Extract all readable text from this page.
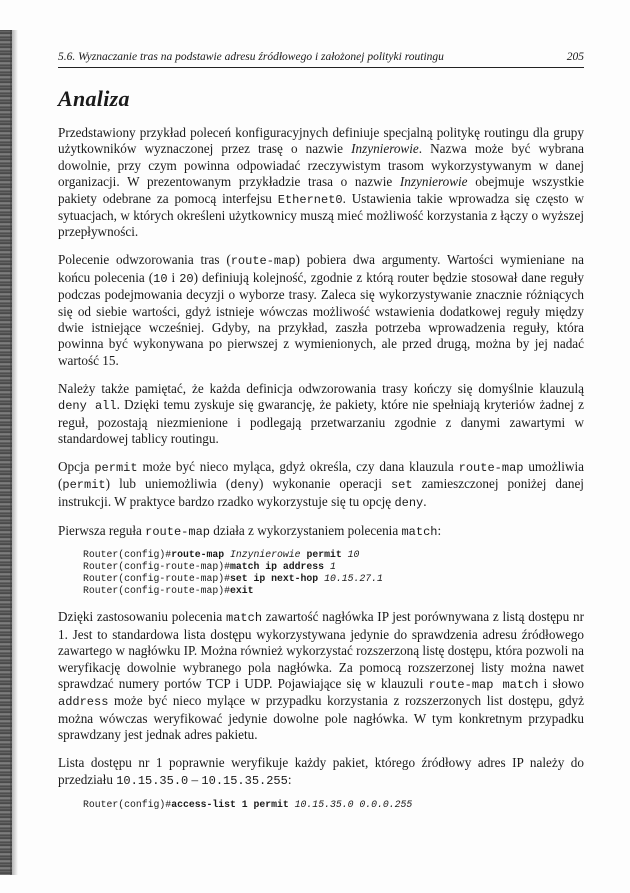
5.6. Wyznaczanie tras na podstawie adresu źródłowego i założonej polityki routingu	205
Analiza

Przedstawiony przykład poleceń konfiguracyjnych definiuje specjalną politykę routingu dla grupy użytkowników wyznaczonej przez trasę o nazwie Inzynierowie. Nazwa może być wybrana dowolnie, przy czym powinna odpowiadać rzeczywistym trasom wykorzystywanym w danej organizacji. W prezentowanym przykładzie trasa o nazwie Inzynierowie obejmuje wszystkie pakiety odebrane za pomocą interfejsu Ethernet0. Ustawienia takie wprowadza się często w sytuacjach, w których określeni użytkownicy muszą mieć możliwość korzystania z łączy o wyższej przepływności.

Polecenie odwzorowania tras (route-map) pobiera dwa argumenty. Wartości wymieniane na końcu polecenia (10 i 20) definiują kolejność, zgodnie z którą router będzie stosował dane reguły podczas podejmowania decyzji o wyborze trasy. Zaleca się wykorzystywanie znacznie różniących się od siebie wartości, gdyż istnieje wówczas możliwość wstawienia dodatkowej reguły między dwie istniejące wcześniej. Gdyby, na przykład, zaszła potrzeba wprowadzenia reguły, która powinna być wykonywana po pierwszej z wymienionych, ale przed drugą, można by jej nadać wartość 15.

Należy także pamiętać, że każda definicja odwzorowania trasy kończy się domyślnie klauzulą deny all. Dzięki temu zyskuje się gwarancję, że pakiety, które nie spełniają kryteriów żadnej z reguł, pozostają niezmienione i podlegają przetwarzaniu zgodnie z danymi zawartymi w standardowej tablicy routingu.

Opcja permit może być nieco myląca, gdyż określa, czy dana klauzula route-map umożliwia (permit) lub uniemożliwia (deny) wykonanie operacji set zamieszczonej poniżej danej instrukcji. W praktyce bardzo rzadko wykorzystuje się tu opcję deny.

Pierwsza reguła route-map działa z wykorzystaniem polecenia match:

Router(config)#route-map Inzynierowie permit 10
Router(config-route-map)#match ip address 1
Router(config-route-map)#set ip next-hop 10.15.27.1
Router(config-route-map)#exit

Dzięki zastosowaniu polecenia match zawartość nagłówka IP jest porównywana z listą dostępu nr 1. Jest to standardowa lista dostępu wykorzystywana jedynie do sprawdzenia adresu źródłowego zawartego w nagłówku IP. Można również wykorzystać rozszerzoną listę dostępu, która pozwoli na weryfikację dowolnie wybranego pola nagłówka. Za pomocą rozszerzonej listy można nawet sprawdzać numery portów TCP i UDP. Pojawiające się w klauzuli route-map match i słowo address może być nieco mylące w przypadku korzystania z rozszerzonych list dostępu, gdyż można wówczas weryfikować jedynie dowolne pole nagłówka. W tym konkretnym przypadku sprawdzany jest jednak adres pakietu.

Lista dostępu nr 1 poprawnie weryfikuje każdy pakiet, którego źródłowy adres IP należy do przedziału 10.15.35.0 – 10.15.35.255:

Router(config)#access-list 1 permit 10.15.35.0 0.0.0.255
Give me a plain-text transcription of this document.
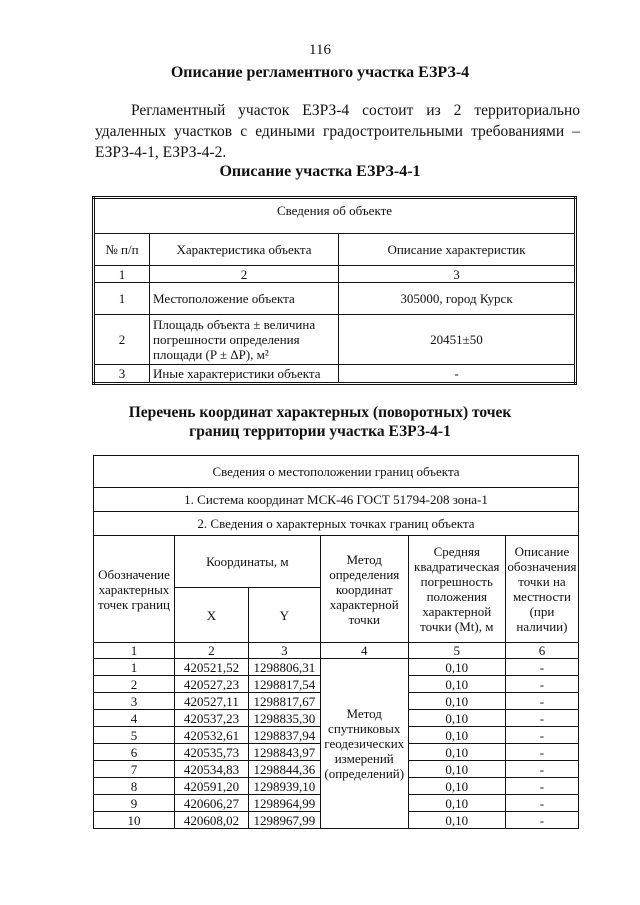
116
Описание регламентного участка ЕЗРЗ-4
Регламентный участок ЕЗРЗ-4 состоит из 2 территориально
удаленных участков с едиными градостроительными требованиями –
ЕЗРЗ-4-1, ЕЗРЗ-4-2.
Описание участка ЕЗРЗ-4-1
Сведения об объекте		
№ п/п	Характеристика объекта	Описание характеристик
1	2	3
1	Местоположение объекта	305000, город Курск
2	Площадь объекта ± величина
погрешности определения
площади (P ± ΔP), м²	20451±50
3	Иные характеристики объекта	-
Перечень координат характерных (поворотных) точек
границ территории участка ЕЗРЗ-4-1
Сведения о местоположении границ объекта					
1. Система координат МСК-46 ГОСТ 51794-208 зона-1					
2. Сведения о характерных точках границ объекта					
Обозначение характерных точек границ	Координаты, м		Метод определения координат характерной точки	Средняя квадратическая погрешность положения характерной точки (Mt), м	Описание обозначения точки на местности (при наличии)
	X	Y			
1	2	3	4	5	6
1	420521,52	1298806,31	Метод спутниковых геодезических измерений (определений)	0,10	-
2	420527,23	1298817,54		0,10	-
3	420527,11	1298817,67		0,10	-
4	420537,23	1298835,30		0,10	-
5	420532,61	1298837,94		0,10	-
6	420535,73	1298843,97		0,10	-
7	420534,83	1298844,36		0,10	-
8	420591,20	1298939,10		0,10	-
9	420606,27	1298964,99		0,10	-
10	420608,02	1298967,99		0,10	-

# # # # #

- _GOAL OF THE EXERCISE_:
Of the lines in the material, how many include "dostępu"? Respond with the number alone.

- _OUTPUT FOR THIS EXERCISE_:
2